◆ Exercise aim:
Give the listing again with every "star-icon" replaced by "star-glyph", leaving everything else unchanged and omitting the pictures.

** START **

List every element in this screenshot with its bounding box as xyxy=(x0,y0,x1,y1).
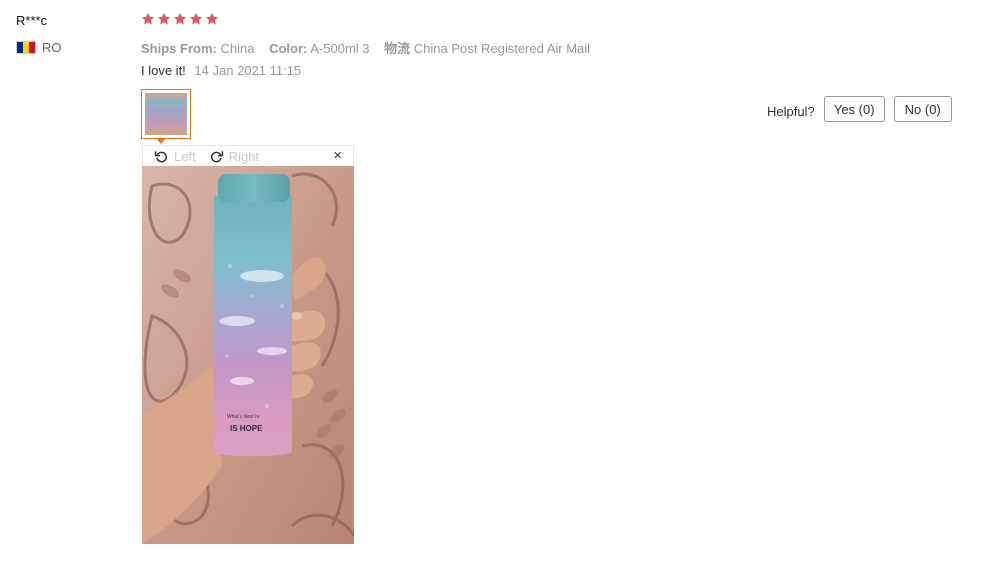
review-photo-thumbnail[interactable] xyxy=(141,89,191,139)
color-value: A-500ml 3 xyxy=(310,41,370,56)
star-icon xyxy=(157,12,171,25)
review-text: I love it! xyxy=(141,63,186,78)
review-photo: What's Next Is IS HOPE xyxy=(142,166,354,544)
review-body: I love it! 14 Jan 2021 11:15 xyxy=(141,63,301,78)
thumbnail-pointer-icon xyxy=(156,138,166,144)
reviewer-country: RO xyxy=(16,40,62,55)
helpful-no-button[interactable]: No (0) xyxy=(893,96,952,122)
image-viewer-toolbar: Left Right × xyxy=(142,145,354,166)
review-date: 14 Jan 2021 11:15 xyxy=(194,63,302,78)
logistics-value: China Post Registered Air Mail xyxy=(413,41,591,56)
star-icon xyxy=(173,12,187,25)
romania-flag-icon xyxy=(16,41,36,54)
thumbnail-image xyxy=(145,93,187,135)
rotate-left-button[interactable]: Left xyxy=(153,149,196,164)
close-icon[interactable]: × xyxy=(333,148,342,164)
rotate-right-button[interactable]: Right xyxy=(208,149,259,164)
star-icon xyxy=(189,12,203,25)
rotate-right-label: Right xyxy=(228,148,260,164)
helpful-label: Helpful? xyxy=(767,103,815,119)
helpful-vote: Helpful? Yes (0) No (0) xyxy=(767,96,952,122)
helpful-yes-button[interactable]: Yes (0) xyxy=(823,96,885,122)
ships-from-label: Ships From: xyxy=(141,41,217,56)
star-icon xyxy=(205,12,219,25)
rotate-right-icon xyxy=(210,150,223,162)
rotate-left-icon xyxy=(154,150,168,162)
reviewer-name: R***c xyxy=(16,13,48,28)
country-code: RO xyxy=(42,40,62,55)
star-icon xyxy=(141,12,155,25)
order-info: Ships From: China Color: A-500ml 3 物流 Ch… xyxy=(141,38,590,57)
ships-from-value: China xyxy=(220,41,255,56)
bottle-small-text: What's Next Is xyxy=(227,414,260,420)
logistics-label: 物流 xyxy=(384,41,411,56)
rotate-left-label: Left xyxy=(174,148,196,164)
rating-stars xyxy=(141,12,219,26)
color-label: Color: xyxy=(269,41,308,56)
bottle-label: IS HOPE xyxy=(230,424,263,433)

** END **

◆ Answer in full:
List every element in this screenshot with its bounding box as xyxy=(x0,y0,x1,y1).
review-photo-thumbnail[interactable] xyxy=(141,89,191,139)
color-value: A-500ml 3 xyxy=(310,41,370,56)
star-glyph xyxy=(157,12,171,25)
review-text: I love it! xyxy=(141,63,186,78)
review-photo: What's Next Is IS HOPE xyxy=(142,166,354,544)
review-body: I love it! 14 Jan 2021 11:15 xyxy=(141,63,301,78)
thumbnail-pointer-icon xyxy=(156,138,166,144)
reviewer-country: RO xyxy=(16,40,62,55)
helpful-no-button[interactable]: No (0) xyxy=(893,96,952,122)
image-viewer-toolbar: Left Right × xyxy=(142,145,354,166)
review-date: 14 Jan 2021 11:15 xyxy=(194,63,302,78)
logistics-value: China Post Registered Air Mail xyxy=(413,41,591,56)
star-glyph xyxy=(173,12,187,25)
romania-flag-icon xyxy=(16,41,36,54)
thumbnail-image xyxy=(145,93,187,135)
rotate-left-button[interactable]: Left xyxy=(153,149,196,164)
close-icon[interactable]: × xyxy=(333,148,342,164)
rotate-right-button[interactable]: Right xyxy=(208,149,259,164)
star-glyph xyxy=(189,12,203,25)
rotate-right-label: Right xyxy=(228,148,260,164)
helpful-label: Helpful? xyxy=(767,103,815,119)
helpful-vote: Helpful? Yes (0) No (0) xyxy=(767,96,952,122)
helpful-yes-button[interactable]: Yes (0) xyxy=(823,96,885,122)
ships-from-label: Ships From: xyxy=(141,41,217,56)
star-glyph xyxy=(205,12,219,25)
rotate-right-icon xyxy=(210,150,223,162)
rotate-left-icon xyxy=(154,150,168,162)
reviewer-name: R***c xyxy=(16,13,48,28)
country-code: RO xyxy=(42,40,62,55)
star-glyph xyxy=(141,12,155,25)
order-info: Ships From: China Color: A-500ml 3 物流 Ch… xyxy=(141,38,590,57)
ships-from-value: China xyxy=(220,41,255,56)
bottle-small-text: What's Next Is xyxy=(227,414,260,420)
logistics-label: 物流 xyxy=(384,41,411,56)
rotate-left-label: Left xyxy=(174,148,196,164)
rating-stars xyxy=(141,12,219,26)
color-label: Color: xyxy=(269,41,308,56)
bottle-label: IS HOPE xyxy=(230,424,263,433)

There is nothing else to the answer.